◆ **Your task**:
Only the lines holding the string "some" are needed. Copy each one.

◆ **Records to process**:
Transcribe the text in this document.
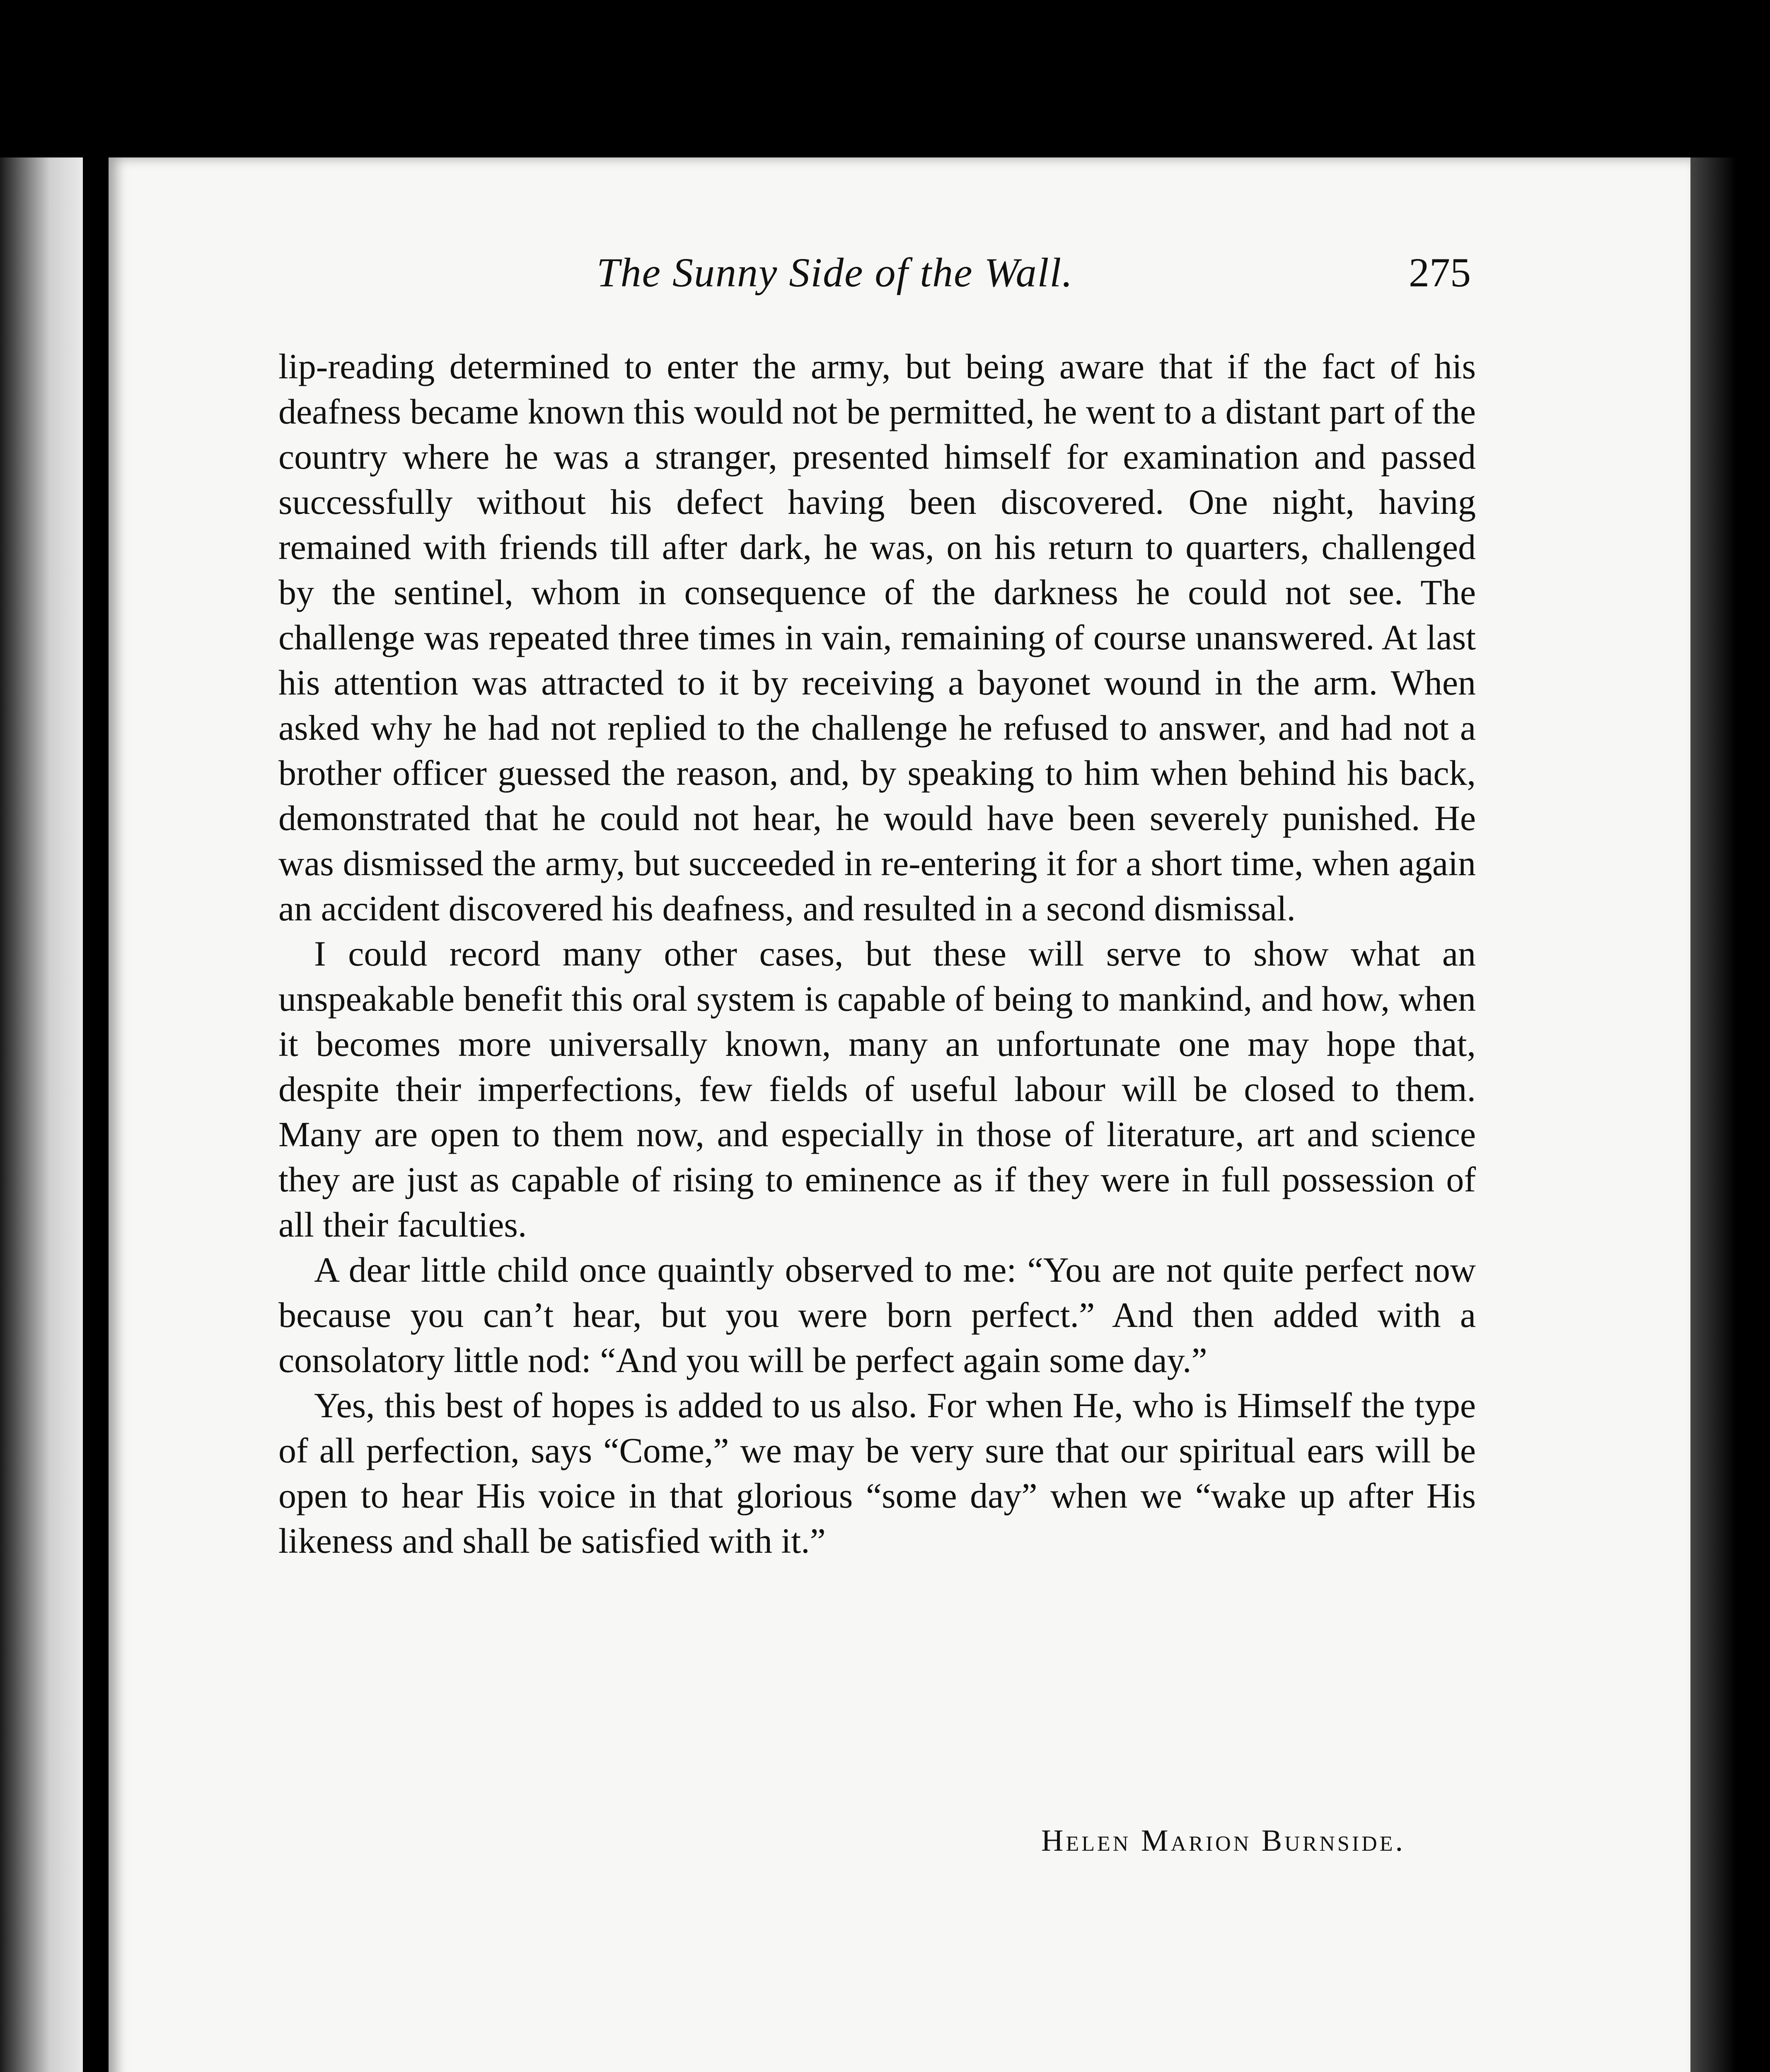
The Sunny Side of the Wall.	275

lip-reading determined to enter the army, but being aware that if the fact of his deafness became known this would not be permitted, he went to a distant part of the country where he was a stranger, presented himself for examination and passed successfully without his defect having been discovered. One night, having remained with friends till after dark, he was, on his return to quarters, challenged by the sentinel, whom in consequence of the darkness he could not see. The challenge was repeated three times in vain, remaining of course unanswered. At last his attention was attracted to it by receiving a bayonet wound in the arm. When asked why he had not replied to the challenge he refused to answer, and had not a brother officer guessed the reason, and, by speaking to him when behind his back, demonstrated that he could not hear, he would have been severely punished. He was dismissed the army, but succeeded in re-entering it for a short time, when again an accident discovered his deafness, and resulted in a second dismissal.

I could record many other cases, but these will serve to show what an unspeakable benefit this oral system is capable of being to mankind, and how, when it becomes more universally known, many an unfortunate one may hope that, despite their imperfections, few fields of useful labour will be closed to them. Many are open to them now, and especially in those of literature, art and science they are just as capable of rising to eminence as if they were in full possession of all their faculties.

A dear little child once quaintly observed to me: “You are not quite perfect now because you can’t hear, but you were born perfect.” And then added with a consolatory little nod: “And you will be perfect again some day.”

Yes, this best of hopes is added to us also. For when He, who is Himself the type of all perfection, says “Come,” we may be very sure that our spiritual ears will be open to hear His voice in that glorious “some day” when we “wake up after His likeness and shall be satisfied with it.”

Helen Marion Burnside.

◆ **Task solution**:
A dear little child once quaintly observed to me: “You are not quite perfect now because you can’t hear, but you were born perfect.” And then added with a consolatory little nod: “And you will be perfect again some day.”
Yes, this best of hopes is added to us also. For when He, who is Himself the type of all perfection, says “Come,” we may be very sure that our spiritual ears will be open to hear His voice in that glorious “some day” when we “wake up after His likeness and shall be satisfied with it.”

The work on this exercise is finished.